**What you have to do**
From the entries below, print exactly the span beginning with the line holding "What's the underlying" and ending with the line holding "Enumerate this screenshot's", endpoints included, and skip any pictures.

═════ Data provided ═════

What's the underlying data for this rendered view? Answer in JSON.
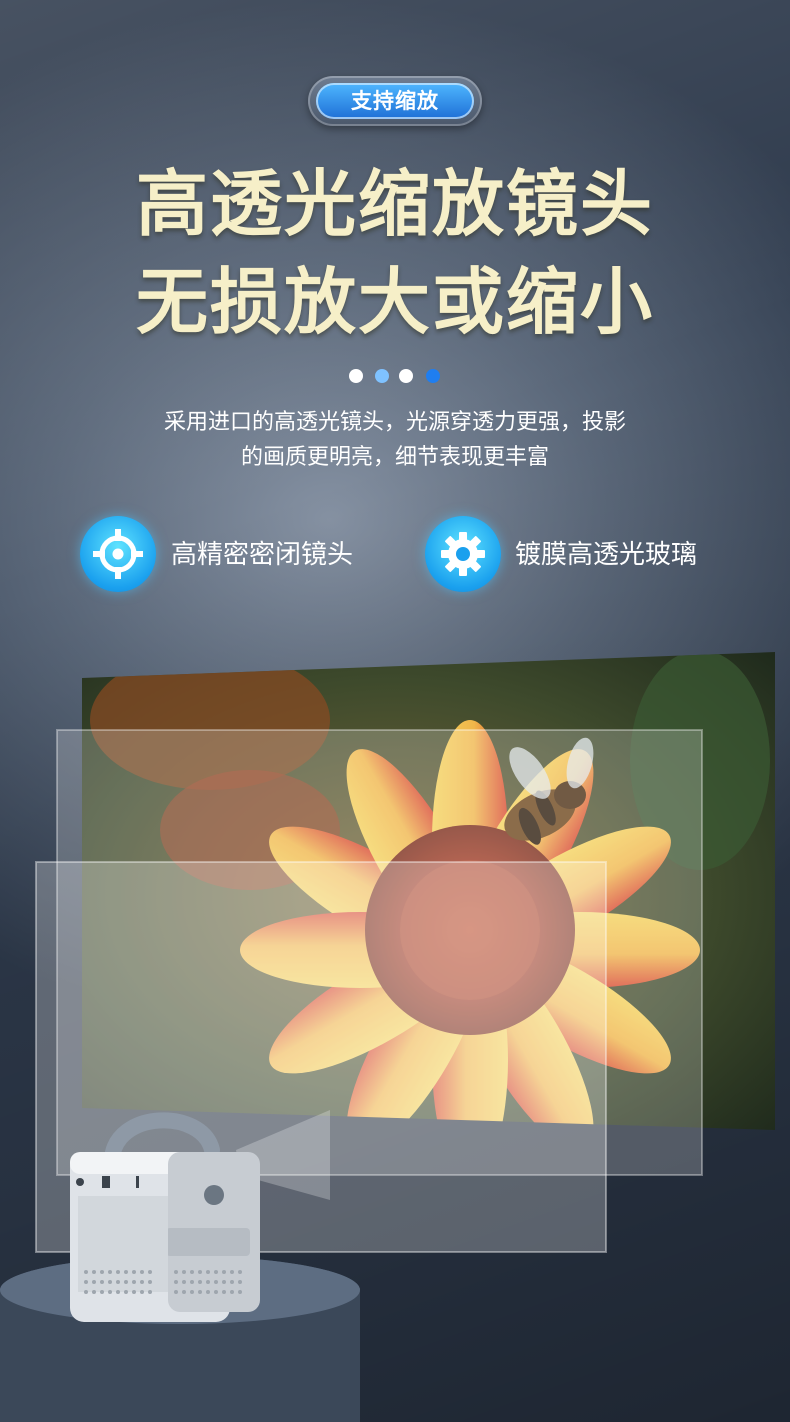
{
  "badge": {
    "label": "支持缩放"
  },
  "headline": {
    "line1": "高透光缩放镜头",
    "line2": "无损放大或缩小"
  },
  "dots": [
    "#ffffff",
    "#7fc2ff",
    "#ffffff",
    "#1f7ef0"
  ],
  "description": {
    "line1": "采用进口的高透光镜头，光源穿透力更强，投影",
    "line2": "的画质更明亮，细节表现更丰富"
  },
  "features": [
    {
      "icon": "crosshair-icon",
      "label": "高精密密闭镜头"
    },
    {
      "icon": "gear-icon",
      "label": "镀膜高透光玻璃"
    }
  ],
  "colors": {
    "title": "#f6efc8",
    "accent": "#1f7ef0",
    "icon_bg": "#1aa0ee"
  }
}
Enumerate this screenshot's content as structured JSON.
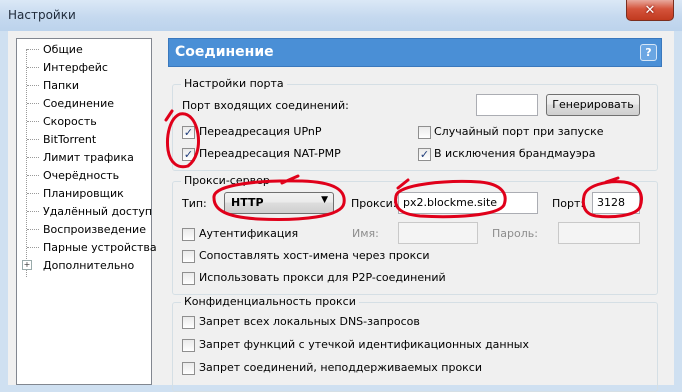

═════
═════ Data provided ═════

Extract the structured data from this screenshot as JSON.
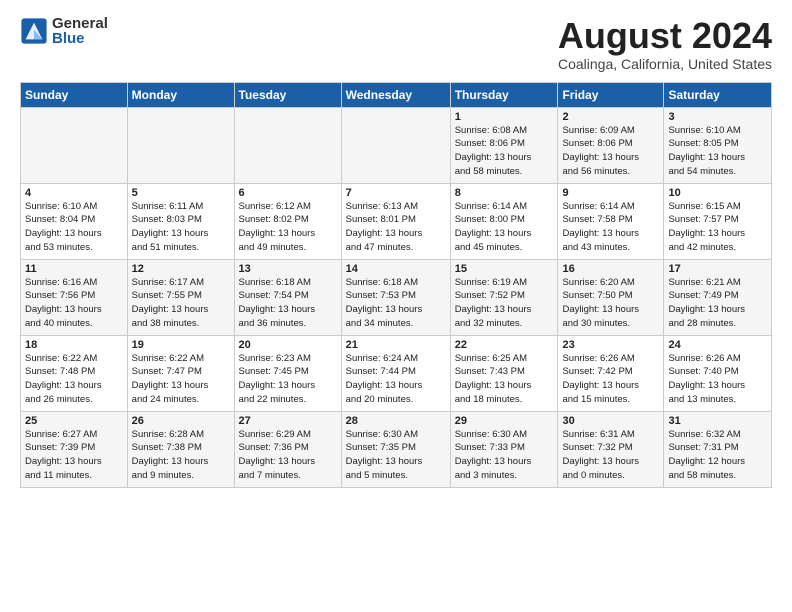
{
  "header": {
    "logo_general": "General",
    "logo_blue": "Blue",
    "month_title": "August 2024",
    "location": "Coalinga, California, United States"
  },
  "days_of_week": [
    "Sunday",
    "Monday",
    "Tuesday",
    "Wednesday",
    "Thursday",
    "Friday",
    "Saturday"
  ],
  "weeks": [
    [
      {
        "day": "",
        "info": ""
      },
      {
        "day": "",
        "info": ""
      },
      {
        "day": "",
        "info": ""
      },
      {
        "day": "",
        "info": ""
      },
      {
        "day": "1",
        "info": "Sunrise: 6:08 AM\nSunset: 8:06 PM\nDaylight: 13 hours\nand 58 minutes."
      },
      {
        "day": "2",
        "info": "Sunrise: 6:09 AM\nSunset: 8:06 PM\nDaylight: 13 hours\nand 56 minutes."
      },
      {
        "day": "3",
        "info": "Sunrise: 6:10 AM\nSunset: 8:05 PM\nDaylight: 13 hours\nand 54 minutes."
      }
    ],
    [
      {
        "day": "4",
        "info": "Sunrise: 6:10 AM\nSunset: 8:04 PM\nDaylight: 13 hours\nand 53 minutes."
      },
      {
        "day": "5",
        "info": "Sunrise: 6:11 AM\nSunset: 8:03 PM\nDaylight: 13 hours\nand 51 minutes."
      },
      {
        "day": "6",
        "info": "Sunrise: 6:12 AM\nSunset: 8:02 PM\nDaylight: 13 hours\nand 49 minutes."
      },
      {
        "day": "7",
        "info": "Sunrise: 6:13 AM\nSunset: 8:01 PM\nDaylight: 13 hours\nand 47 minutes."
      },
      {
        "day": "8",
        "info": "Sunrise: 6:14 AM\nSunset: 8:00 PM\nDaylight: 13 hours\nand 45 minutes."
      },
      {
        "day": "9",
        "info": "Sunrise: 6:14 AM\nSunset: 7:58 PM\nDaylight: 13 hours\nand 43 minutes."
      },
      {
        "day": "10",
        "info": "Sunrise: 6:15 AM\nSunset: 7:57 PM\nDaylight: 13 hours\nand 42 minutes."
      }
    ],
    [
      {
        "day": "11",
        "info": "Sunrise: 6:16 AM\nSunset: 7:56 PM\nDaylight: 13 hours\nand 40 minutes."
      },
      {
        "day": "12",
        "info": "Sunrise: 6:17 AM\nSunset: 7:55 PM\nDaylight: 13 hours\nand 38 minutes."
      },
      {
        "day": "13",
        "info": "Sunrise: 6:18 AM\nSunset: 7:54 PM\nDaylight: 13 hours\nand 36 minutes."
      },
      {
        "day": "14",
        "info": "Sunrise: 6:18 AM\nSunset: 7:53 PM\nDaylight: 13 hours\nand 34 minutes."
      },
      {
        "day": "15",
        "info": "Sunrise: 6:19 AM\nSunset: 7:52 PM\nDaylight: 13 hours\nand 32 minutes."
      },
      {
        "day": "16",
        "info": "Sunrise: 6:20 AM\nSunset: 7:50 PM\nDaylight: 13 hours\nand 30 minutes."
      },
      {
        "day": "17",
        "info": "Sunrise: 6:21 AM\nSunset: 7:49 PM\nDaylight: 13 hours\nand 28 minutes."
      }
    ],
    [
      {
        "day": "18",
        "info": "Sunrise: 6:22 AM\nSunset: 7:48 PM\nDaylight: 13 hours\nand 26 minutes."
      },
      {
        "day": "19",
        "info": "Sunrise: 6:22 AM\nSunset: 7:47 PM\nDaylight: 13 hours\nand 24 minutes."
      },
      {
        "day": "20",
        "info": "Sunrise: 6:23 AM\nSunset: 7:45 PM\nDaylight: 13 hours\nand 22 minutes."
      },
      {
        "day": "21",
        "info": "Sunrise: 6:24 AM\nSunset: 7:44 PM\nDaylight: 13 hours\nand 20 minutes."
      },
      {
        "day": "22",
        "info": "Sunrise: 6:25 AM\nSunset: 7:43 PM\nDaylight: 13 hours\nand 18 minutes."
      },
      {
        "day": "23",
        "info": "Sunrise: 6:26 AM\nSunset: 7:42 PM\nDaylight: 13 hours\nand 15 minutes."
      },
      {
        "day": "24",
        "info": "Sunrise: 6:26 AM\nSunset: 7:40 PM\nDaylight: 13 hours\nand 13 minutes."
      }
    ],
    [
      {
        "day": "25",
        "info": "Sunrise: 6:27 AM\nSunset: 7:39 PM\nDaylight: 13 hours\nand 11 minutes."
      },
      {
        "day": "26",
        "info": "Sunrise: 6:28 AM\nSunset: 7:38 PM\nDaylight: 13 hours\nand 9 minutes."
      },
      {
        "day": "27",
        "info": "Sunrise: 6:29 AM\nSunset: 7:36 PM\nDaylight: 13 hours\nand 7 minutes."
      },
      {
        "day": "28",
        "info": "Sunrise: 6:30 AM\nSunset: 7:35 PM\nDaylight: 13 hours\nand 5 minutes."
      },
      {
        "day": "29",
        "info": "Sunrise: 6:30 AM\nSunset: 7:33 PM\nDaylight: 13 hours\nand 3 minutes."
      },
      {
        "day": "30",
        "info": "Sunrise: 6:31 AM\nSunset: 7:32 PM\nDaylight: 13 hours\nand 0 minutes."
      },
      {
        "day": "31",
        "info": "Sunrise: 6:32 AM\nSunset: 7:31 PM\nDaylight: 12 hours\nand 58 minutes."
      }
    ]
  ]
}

═════

**Finished task**
What's the underlying data for this rendered view? Answer in JSON.
{
  "badge": {
    "label": "支持缩放"
  },
  "headline": {
    "line1": "高透光缩放镜头",
    "line2": "无损放大或缩小"
  },
  "dots": [
    "#ffffff",
    "#7fc2ff",
    "#ffffff",
    "#1f7ef0"
  ],
  "description": {
    "line1": "采用进口的高透光镜头，光源穿透力更强，投影",
    "line2": "的画质更明亮，细节表现更丰富"
  },
  "features": [
    {
      "icon": "crosshair-icon",
      "label": "高精密密闭镜头"
    },
    {
      "icon": "gear-icon",
      "label": "镀膜高透光玻璃"
    }
  ],
  "colors": {
    "title": "#f6efc8",
    "accent": "#1f7ef0",
    "icon_bg": "#1aa0ee"
  }
}
Enumerate this screenshot's content as structured JSON.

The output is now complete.